**Exercise data**
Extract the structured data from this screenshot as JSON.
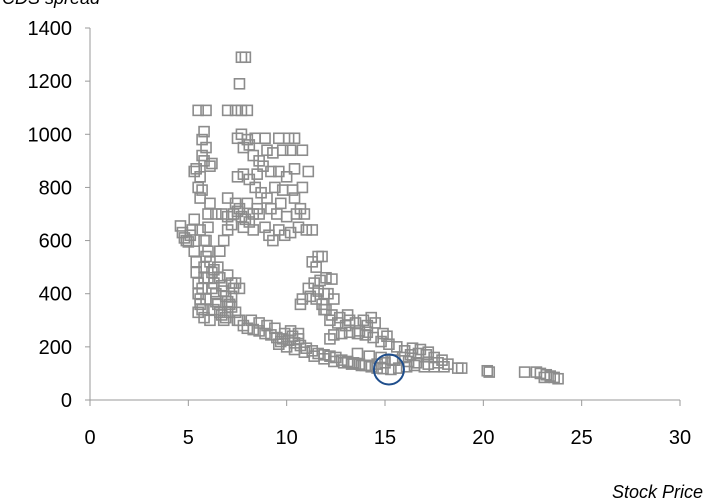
{
  "chart_data": {
    "type": "scatter",
    "xlabel": "Stock Price",
    "ylabel": "CDS spread",
    "xlim": [
      0,
      30
    ],
    "ylim": [
      0,
      1400
    ],
    "x_ticks": [
      0,
      5,
      10,
      15,
      20,
      25,
      30
    ],
    "y_ticks": [
      0,
      200,
      400,
      600,
      800,
      1000,
      1200,
      1400
    ],
    "grid": false,
    "legend": "none",
    "marker": "open-square",
    "marker_color": "#8c8c8c",
    "highlight": {
      "x": 15.2,
      "y": 115,
      "marker": "open-circle",
      "color": "#1f4e8c"
    },
    "series": [
      {
        "points": [
          [
            4.6,
            655
          ],
          [
            4.7,
            630
          ],
          [
            4.8,
            610
          ],
          [
            4.9,
            600
          ],
          [
            5.0,
            595
          ],
          [
            5.1,
            620
          ],
          [
            5.2,
            640
          ],
          [
            5.3,
            680
          ],
          [
            5.3,
            560
          ],
          [
            5.4,
            520
          ],
          [
            5.4,
            480
          ],
          [
            5.5,
            440
          ],
          [
            5.5,
            400
          ],
          [
            5.6,
            380
          ],
          [
            5.6,
            360
          ],
          [
            5.7,
            340
          ],
          [
            5.7,
            420
          ],
          [
            5.8,
            460
          ],
          [
            5.8,
            500
          ],
          [
            5.9,
            540
          ],
          [
            5.9,
            600
          ],
          [
            6.0,
            650
          ],
          [
            6.0,
            700
          ],
          [
            6.1,
            740
          ],
          [
            5.6,
            760
          ],
          [
            5.7,
            790
          ],
          [
            5.5,
            800
          ],
          [
            5.6,
            840
          ],
          [
            5.4,
            870
          ],
          [
            5.3,
            860
          ],
          [
            5.8,
            900
          ],
          [
            5.7,
            920
          ],
          [
            5.9,
            950
          ],
          [
            5.7,
            980
          ],
          [
            5.8,
            1010
          ],
          [
            5.5,
            1090
          ],
          [
            5.9,
            1090
          ],
          [
            6.1,
            880
          ],
          [
            6.2,
            890
          ],
          [
            5.6,
            640
          ],
          [
            5.8,
            600
          ],
          [
            6.0,
            560
          ],
          [
            6.1,
            520
          ],
          [
            6.2,
            480
          ],
          [
            6.3,
            440
          ],
          [
            6.4,
            400
          ],
          [
            6.5,
            360
          ],
          [
            6.6,
            330
          ],
          [
            6.7,
            320
          ],
          [
            6.8,
            300
          ],
          [
            6.9,
            310
          ],
          [
            7.0,
            330
          ],
          [
            7.1,
            360
          ],
          [
            7.2,
            390
          ],
          [
            7.3,
            420
          ],
          [
            6.5,
            500
          ],
          [
            6.6,
            460
          ],
          [
            6.7,
            430
          ],
          [
            6.8,
            410
          ],
          [
            6.9,
            390
          ],
          [
            7.0,
            370
          ],
          [
            7.2,
            350
          ],
          [
            7.4,
            330
          ],
          [
            7.5,
            300
          ],
          [
            5.5,
            330
          ],
          [
            5.8,
            310
          ],
          [
            6.1,
            300
          ],
          [
            6.3,
            340
          ],
          [
            6.4,
            370
          ],
          [
            6.2,
            420
          ],
          [
            6.0,
            460
          ],
          [
            5.9,
            380
          ],
          [
            6.6,
            560
          ],
          [
            6.8,
            600
          ],
          [
            7.0,
            640
          ],
          [
            7.2,
            660
          ],
          [
            6.4,
            700
          ],
          [
            6.7,
            700
          ],
          [
            7.0,
            690
          ],
          [
            7.3,
            700
          ],
          [
            7.5,
            710
          ],
          [
            7.7,
            690
          ],
          [
            7.9,
            680
          ],
          [
            8.1,
            670
          ],
          [
            8.3,
            700
          ],
          [
            8.5,
            720
          ],
          [
            7.0,
            760
          ],
          [
            7.4,
            740
          ],
          [
            7.6,
            720
          ],
          [
            8.0,
            740
          ],
          [
            7.0,
            1090
          ],
          [
            7.4,
            1090
          ],
          [
            7.7,
            1090
          ],
          [
            8.0,
            1090
          ],
          [
            7.6,
            1190
          ],
          [
            7.7,
            1290
          ],
          [
            7.9,
            1290
          ],
          [
            7.5,
            985
          ],
          [
            7.7,
            1000
          ],
          [
            8.0,
            980
          ],
          [
            8.4,
            985
          ],
          [
            8.9,
            985
          ],
          [
            9.6,
            985
          ],
          [
            10.1,
            985
          ],
          [
            10.4,
            985
          ],
          [
            7.8,
            950
          ],
          [
            8.1,
            960
          ],
          [
            8.3,
            920
          ],
          [
            8.6,
            900
          ],
          [
            9.0,
            940
          ],
          [
            9.3,
            930
          ],
          [
            9.8,
            940
          ],
          [
            10.2,
            940
          ],
          [
            10.8,
            940
          ],
          [
            7.5,
            840
          ],
          [
            7.8,
            850
          ],
          [
            8.1,
            830
          ],
          [
            8.5,
            850
          ],
          [
            8.8,
            880
          ],
          [
            9.2,
            860
          ],
          [
            9.6,
            860
          ],
          [
            10.0,
            840
          ],
          [
            10.4,
            870
          ],
          [
            11.1,
            860
          ],
          [
            8.4,
            800
          ],
          [
            8.7,
            780
          ],
          [
            9.0,
            760
          ],
          [
            9.4,
            800
          ],
          [
            9.8,
            790
          ],
          [
            10.3,
            790
          ],
          [
            10.8,
            800
          ],
          [
            8.6,
            700
          ],
          [
            8.9,
            650
          ],
          [
            9.1,
            620
          ],
          [
            9.3,
            600
          ],
          [
            9.6,
            640
          ],
          [
            9.9,
            620
          ],
          [
            10.2,
            630
          ],
          [
            10.6,
            650
          ],
          [
            11.0,
            640
          ],
          [
            11.3,
            640
          ],
          [
            9.5,
            700
          ],
          [
            10.0,
            690
          ],
          [
            10.5,
            700
          ],
          [
            10.9,
            700
          ],
          [
            9.2,
            720
          ],
          [
            9.7,
            740
          ],
          [
            10.4,
            760
          ],
          [
            10.7,
            720
          ],
          [
            7.8,
            650
          ],
          [
            8.3,
            640
          ],
          [
            7.4,
            440
          ],
          [
            7.6,
            420
          ],
          [
            7.2,
            440
          ],
          [
            7.0,
            470
          ],
          [
            6.3,
            490
          ],
          [
            7.6,
            300
          ],
          [
            7.8,
            280
          ],
          [
            8.0,
            270
          ],
          [
            8.3,
            265
          ],
          [
            8.6,
            260
          ],
          [
            8.9,
            250
          ],
          [
            9.2,
            245
          ],
          [
            9.5,
            235
          ],
          [
            9.8,
            230
          ],
          [
            10.1,
            225
          ],
          [
            10.4,
            215
          ],
          [
            10.7,
            205
          ],
          [
            11.0,
            195
          ],
          [
            11.3,
            185
          ],
          [
            11.6,
            175
          ],
          [
            11.9,
            170
          ],
          [
            12.2,
            165
          ],
          [
            12.5,
            160
          ],
          [
            12.8,
            150
          ],
          [
            13.1,
            145
          ],
          [
            13.4,
            140
          ],
          [
            13.7,
            135
          ],
          [
            14.0,
            130
          ],
          [
            14.3,
            125
          ],
          [
            14.6,
            120
          ],
          [
            14.9,
            118
          ],
          [
            15.3,
            115
          ],
          [
            15.7,
            120
          ],
          [
            16.1,
            125
          ],
          [
            16.5,
            130
          ],
          [
            17.0,
            125
          ],
          [
            17.5,
            125
          ],
          [
            18.0,
            125
          ],
          [
            18.7,
            120
          ],
          [
            8.2,
            300
          ],
          [
            8.6,
            290
          ],
          [
            9.0,
            280
          ],
          [
            9.4,
            270
          ],
          [
            9.9,
            250
          ],
          [
            10.3,
            240
          ],
          [
            10.6,
            230
          ],
          [
            9.6,
            210
          ],
          [
            10.0,
            200
          ],
          [
            10.4,
            190
          ],
          [
            10.9,
            180
          ],
          [
            11.4,
            165
          ],
          [
            11.9,
            155
          ],
          [
            12.4,
            145
          ],
          [
            12.9,
            140
          ],
          [
            13.3,
            135
          ],
          [
            13.8,
            130
          ],
          [
            14.2,
            130
          ],
          [
            14.6,
            135
          ],
          [
            15.0,
            140
          ],
          [
            15.5,
            150
          ],
          [
            15.9,
            160
          ],
          [
            16.3,
            170
          ],
          [
            16.7,
            175
          ],
          [
            17.1,
            170
          ],
          [
            17.5,
            160
          ],
          [
            17.9,
            150
          ],
          [
            16.0,
            185
          ],
          [
            16.4,
            195
          ],
          [
            16.8,
            190
          ],
          [
            17.2,
            180
          ],
          [
            15.6,
            200
          ],
          [
            15.2,
            210
          ],
          [
            14.8,
            220
          ],
          [
            14.4,
            235
          ],
          [
            14.0,
            245
          ],
          [
            13.6,
            250
          ],
          [
            13.2,
            255
          ],
          [
            12.8,
            250
          ],
          [
            12.4,
            245
          ],
          [
            12.2,
            230
          ],
          [
            14.9,
            250
          ],
          [
            15.1,
            240
          ],
          [
            14.1,
            280
          ],
          [
            14.5,
            290
          ],
          [
            14.3,
            310
          ],
          [
            13.9,
            300
          ],
          [
            13.5,
            290
          ],
          [
            13.2,
            300
          ],
          [
            13.1,
            320
          ],
          [
            12.7,
            310
          ],
          [
            12.3,
            320
          ],
          [
            12.0,
            340
          ],
          [
            11.8,
            360
          ],
          [
            11.5,
            380
          ],
          [
            11.2,
            390
          ],
          [
            10.8,
            380
          ],
          [
            10.7,
            360
          ],
          [
            11.1,
            420
          ],
          [
            11.4,
            440
          ],
          [
            11.7,
            450
          ],
          [
            12.0,
            460
          ],
          [
            12.3,
            455
          ],
          [
            11.6,
            410
          ],
          [
            11.9,
            400
          ],
          [
            11.3,
            520
          ],
          [
            11.6,
            540
          ],
          [
            11.8,
            540
          ],
          [
            11.5,
            500
          ],
          [
            11.9,
            340
          ],
          [
            12.2,
            300
          ],
          [
            12.6,
            290
          ],
          [
            13.0,
            280
          ],
          [
            12.1,
            400
          ],
          [
            12.4,
            380
          ],
          [
            13.7,
            260
          ],
          [
            14.1,
            255
          ],
          [
            16.2,
            145
          ],
          [
            16.6,
            140
          ],
          [
            17.2,
            135
          ],
          [
            17.7,
            140
          ],
          [
            18.2,
            135
          ],
          [
            18.9,
            120
          ],
          [
            20.2,
            110
          ],
          [
            20.3,
            105
          ],
          [
            22.1,
            105
          ],
          [
            22.7,
            105
          ],
          [
            22.9,
            100
          ],
          [
            23.2,
            95
          ],
          [
            23.4,
            90
          ],
          [
            23.6,
            85
          ],
          [
            23.8,
            80
          ],
          [
            23.1,
            85
          ],
          [
            13.6,
            175
          ],
          [
            14.2,
            165
          ],
          [
            14.8,
            160
          ],
          [
            15.4,
            150
          ],
          [
            10.2,
            260
          ],
          [
            10.6,
            250
          ],
          [
            9.7,
            220
          ]
        ]
      }
    ]
  }
}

**What is asked**
List every line from the entries above in which "open" appears.

**Completed task**
    "marker": "open-square",
      "marker": "open-circle",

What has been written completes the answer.